%%

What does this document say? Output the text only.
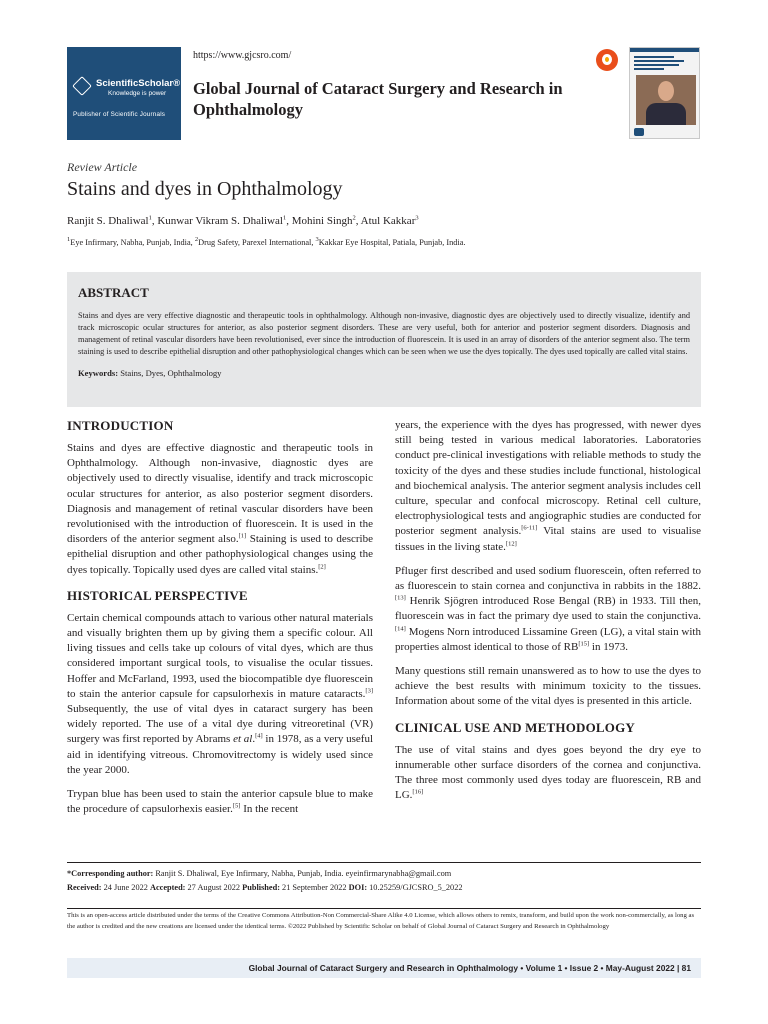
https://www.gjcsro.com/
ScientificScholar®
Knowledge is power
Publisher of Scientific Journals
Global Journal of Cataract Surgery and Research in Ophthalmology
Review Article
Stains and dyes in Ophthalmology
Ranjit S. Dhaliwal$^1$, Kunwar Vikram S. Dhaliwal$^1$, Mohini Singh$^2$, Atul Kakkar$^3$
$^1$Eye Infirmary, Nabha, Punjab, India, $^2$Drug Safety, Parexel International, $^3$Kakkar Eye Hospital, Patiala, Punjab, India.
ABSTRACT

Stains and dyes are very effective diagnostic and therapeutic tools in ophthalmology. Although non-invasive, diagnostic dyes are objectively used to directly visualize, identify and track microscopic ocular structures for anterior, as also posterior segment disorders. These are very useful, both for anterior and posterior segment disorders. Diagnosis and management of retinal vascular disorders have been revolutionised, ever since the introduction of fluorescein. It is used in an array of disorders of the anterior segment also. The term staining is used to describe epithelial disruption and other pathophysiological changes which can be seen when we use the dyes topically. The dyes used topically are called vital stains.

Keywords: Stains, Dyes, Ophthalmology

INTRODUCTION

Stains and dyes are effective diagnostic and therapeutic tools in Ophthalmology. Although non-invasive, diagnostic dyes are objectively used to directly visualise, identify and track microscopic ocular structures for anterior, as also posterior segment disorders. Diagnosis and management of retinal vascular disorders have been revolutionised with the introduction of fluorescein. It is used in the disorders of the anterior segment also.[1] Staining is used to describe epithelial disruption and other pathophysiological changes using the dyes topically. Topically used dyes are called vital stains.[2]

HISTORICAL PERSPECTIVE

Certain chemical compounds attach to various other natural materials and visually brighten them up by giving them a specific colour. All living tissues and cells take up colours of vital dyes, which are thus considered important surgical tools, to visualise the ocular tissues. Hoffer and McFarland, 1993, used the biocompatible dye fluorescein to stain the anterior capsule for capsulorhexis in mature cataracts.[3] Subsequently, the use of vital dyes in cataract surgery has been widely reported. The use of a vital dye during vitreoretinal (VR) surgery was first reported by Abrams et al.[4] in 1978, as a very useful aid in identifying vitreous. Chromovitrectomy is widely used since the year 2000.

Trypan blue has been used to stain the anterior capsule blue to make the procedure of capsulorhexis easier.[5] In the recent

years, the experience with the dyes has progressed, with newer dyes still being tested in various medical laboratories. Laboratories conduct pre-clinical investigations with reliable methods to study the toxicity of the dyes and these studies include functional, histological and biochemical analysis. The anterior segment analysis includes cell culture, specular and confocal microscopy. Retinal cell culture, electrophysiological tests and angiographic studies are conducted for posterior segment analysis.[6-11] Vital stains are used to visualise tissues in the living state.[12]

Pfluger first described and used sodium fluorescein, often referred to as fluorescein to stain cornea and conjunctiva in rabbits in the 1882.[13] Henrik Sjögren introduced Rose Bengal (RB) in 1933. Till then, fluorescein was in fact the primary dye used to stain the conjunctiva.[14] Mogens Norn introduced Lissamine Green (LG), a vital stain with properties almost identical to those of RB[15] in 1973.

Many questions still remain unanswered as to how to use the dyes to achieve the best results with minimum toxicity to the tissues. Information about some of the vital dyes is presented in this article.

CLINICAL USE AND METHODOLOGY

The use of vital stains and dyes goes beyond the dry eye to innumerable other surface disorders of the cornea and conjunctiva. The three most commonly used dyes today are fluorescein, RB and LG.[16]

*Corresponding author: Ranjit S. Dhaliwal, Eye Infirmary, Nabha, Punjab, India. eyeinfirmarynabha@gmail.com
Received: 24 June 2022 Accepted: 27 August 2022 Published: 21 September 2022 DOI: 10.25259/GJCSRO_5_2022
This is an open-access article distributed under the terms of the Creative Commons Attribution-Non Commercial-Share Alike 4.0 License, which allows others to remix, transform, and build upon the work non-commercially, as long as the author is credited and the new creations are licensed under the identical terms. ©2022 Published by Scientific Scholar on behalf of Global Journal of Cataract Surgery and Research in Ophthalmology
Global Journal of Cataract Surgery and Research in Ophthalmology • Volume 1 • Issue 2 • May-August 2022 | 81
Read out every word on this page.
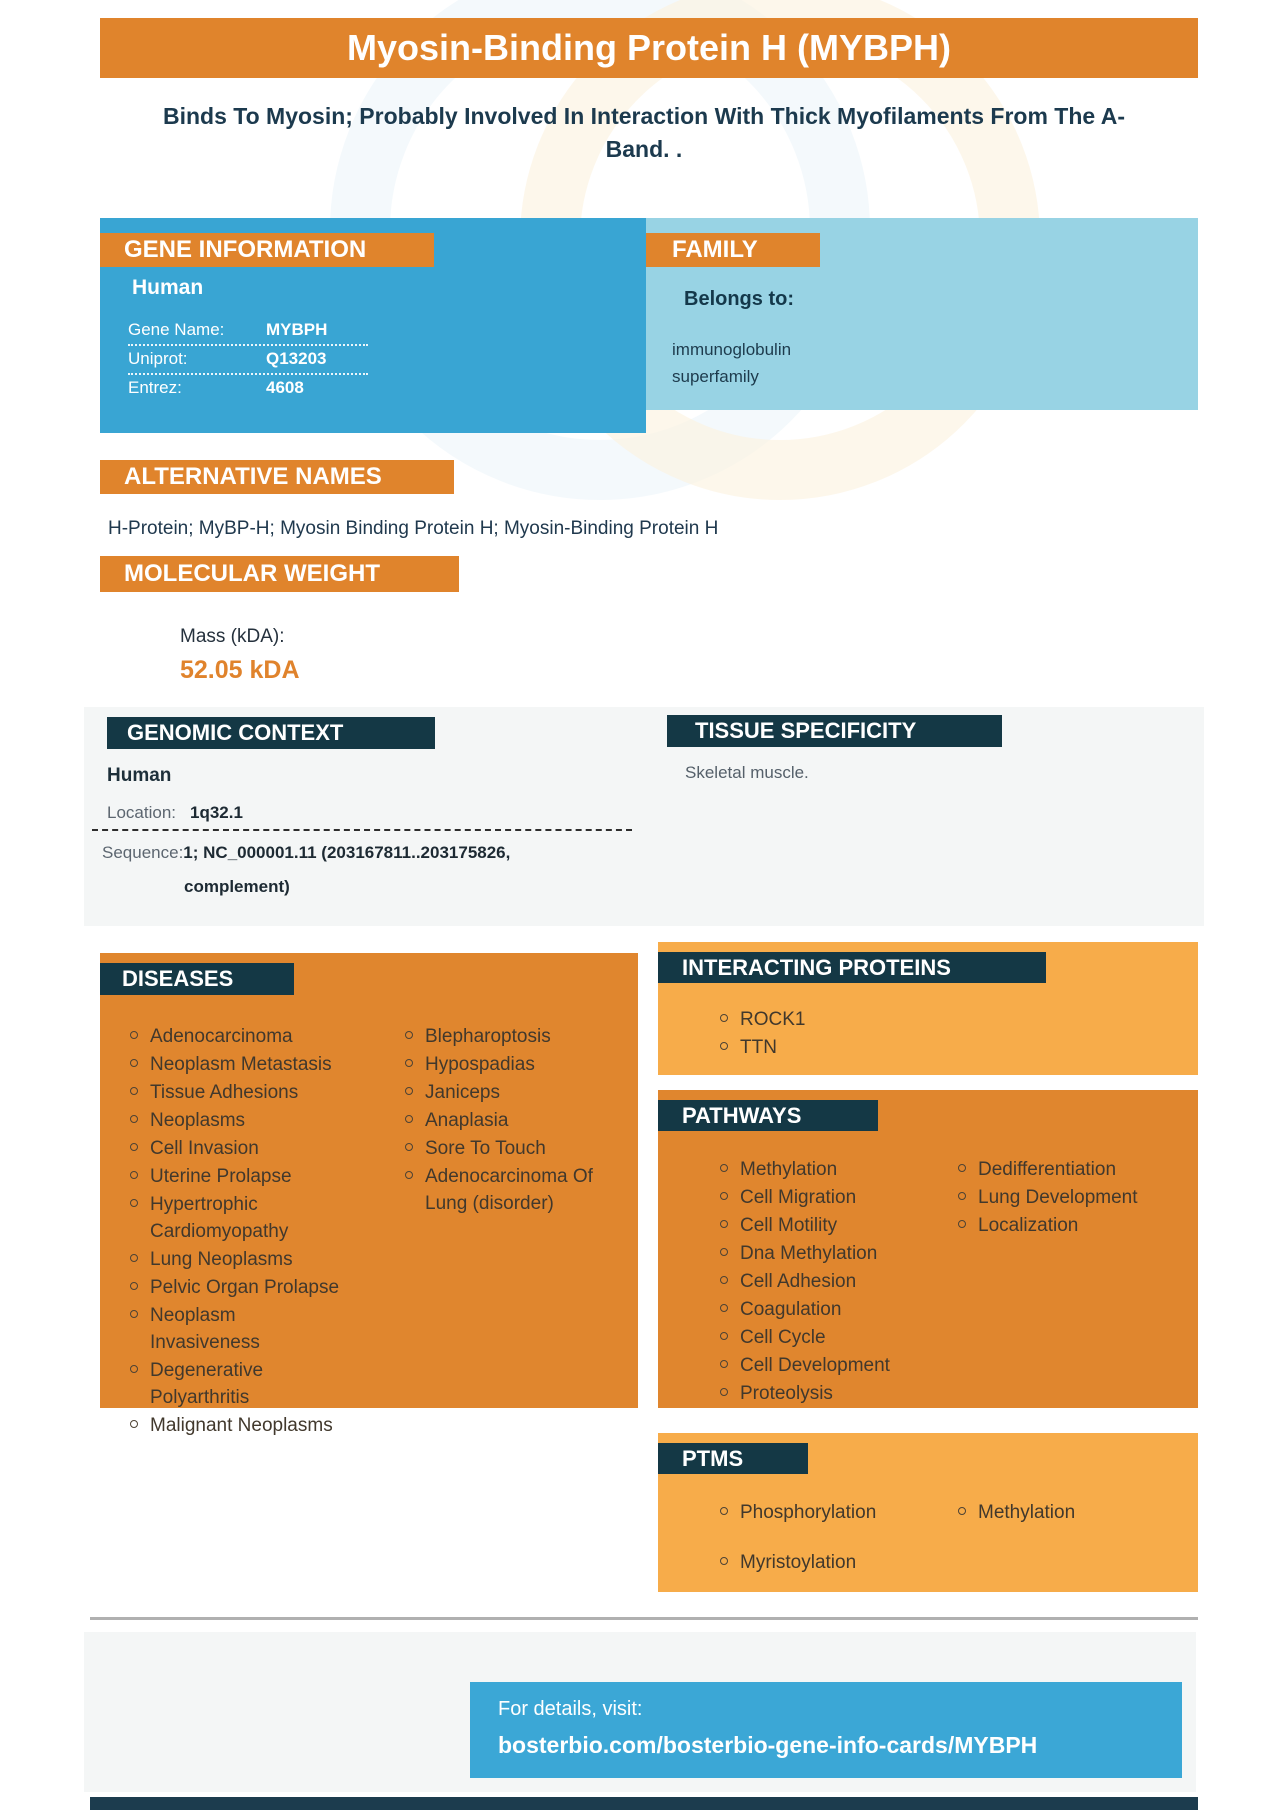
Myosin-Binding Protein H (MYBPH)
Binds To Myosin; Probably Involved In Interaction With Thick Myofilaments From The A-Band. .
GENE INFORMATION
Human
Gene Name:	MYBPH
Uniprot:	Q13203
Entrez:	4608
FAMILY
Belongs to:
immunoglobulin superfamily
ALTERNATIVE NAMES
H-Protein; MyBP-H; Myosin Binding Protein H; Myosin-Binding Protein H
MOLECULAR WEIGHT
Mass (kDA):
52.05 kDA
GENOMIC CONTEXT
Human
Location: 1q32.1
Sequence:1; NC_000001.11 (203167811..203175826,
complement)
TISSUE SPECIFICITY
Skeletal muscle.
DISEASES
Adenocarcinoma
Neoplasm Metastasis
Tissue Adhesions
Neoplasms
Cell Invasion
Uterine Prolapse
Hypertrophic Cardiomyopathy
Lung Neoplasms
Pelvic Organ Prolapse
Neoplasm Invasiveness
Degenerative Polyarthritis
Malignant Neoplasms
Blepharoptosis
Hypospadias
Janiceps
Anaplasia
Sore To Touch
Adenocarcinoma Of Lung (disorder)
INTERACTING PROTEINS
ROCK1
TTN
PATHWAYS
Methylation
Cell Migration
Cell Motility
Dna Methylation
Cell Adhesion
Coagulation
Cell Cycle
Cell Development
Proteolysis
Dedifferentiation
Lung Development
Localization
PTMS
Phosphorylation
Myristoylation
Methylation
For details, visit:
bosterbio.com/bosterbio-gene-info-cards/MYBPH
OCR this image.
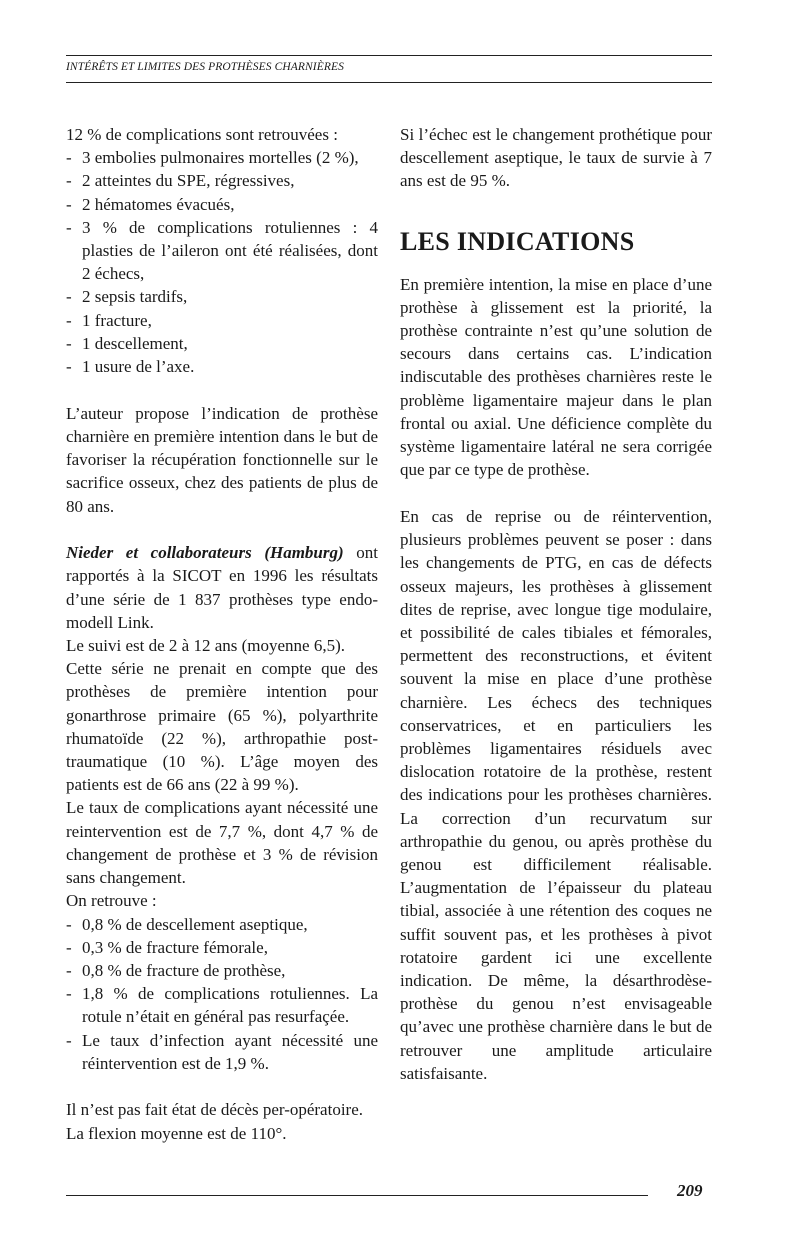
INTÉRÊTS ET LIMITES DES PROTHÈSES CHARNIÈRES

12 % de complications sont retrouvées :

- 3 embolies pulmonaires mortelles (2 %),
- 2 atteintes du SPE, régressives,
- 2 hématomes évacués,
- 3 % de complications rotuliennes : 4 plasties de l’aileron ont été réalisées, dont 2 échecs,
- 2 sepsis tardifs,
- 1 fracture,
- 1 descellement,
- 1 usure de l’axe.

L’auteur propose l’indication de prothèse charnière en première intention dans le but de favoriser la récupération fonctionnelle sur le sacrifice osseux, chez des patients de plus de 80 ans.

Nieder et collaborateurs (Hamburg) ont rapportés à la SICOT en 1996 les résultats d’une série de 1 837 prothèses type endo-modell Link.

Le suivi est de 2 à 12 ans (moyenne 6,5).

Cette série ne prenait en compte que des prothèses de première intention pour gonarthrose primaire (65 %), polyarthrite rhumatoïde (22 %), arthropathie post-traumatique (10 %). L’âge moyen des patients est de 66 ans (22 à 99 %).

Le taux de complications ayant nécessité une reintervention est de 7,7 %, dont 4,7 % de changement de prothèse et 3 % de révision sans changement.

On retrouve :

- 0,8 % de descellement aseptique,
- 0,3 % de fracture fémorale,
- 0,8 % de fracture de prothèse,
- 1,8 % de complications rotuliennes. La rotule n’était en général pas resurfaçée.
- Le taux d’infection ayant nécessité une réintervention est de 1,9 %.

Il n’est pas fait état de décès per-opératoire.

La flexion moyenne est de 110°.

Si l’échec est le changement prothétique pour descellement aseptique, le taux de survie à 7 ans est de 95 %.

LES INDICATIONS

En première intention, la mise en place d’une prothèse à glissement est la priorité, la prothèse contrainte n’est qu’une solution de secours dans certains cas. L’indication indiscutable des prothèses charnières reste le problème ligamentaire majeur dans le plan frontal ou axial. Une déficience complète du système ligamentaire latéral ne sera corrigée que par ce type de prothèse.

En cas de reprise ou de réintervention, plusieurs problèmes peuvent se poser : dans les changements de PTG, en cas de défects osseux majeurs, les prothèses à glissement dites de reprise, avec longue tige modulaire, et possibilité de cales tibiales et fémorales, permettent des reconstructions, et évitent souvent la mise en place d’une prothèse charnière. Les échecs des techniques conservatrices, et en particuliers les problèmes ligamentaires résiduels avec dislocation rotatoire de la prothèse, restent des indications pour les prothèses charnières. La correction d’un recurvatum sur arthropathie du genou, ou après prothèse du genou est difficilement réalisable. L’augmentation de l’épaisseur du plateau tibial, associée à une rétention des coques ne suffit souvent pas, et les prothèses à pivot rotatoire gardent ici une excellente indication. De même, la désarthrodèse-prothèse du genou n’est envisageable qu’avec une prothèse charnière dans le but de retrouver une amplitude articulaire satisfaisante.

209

%%

DIRECTIONS: What lines in the material mention "Neoplasms"? Copy every one of them.

RESPONSE TO THIS TASK:
Neoplasms
Lung Neoplasms
Malignant Neoplasms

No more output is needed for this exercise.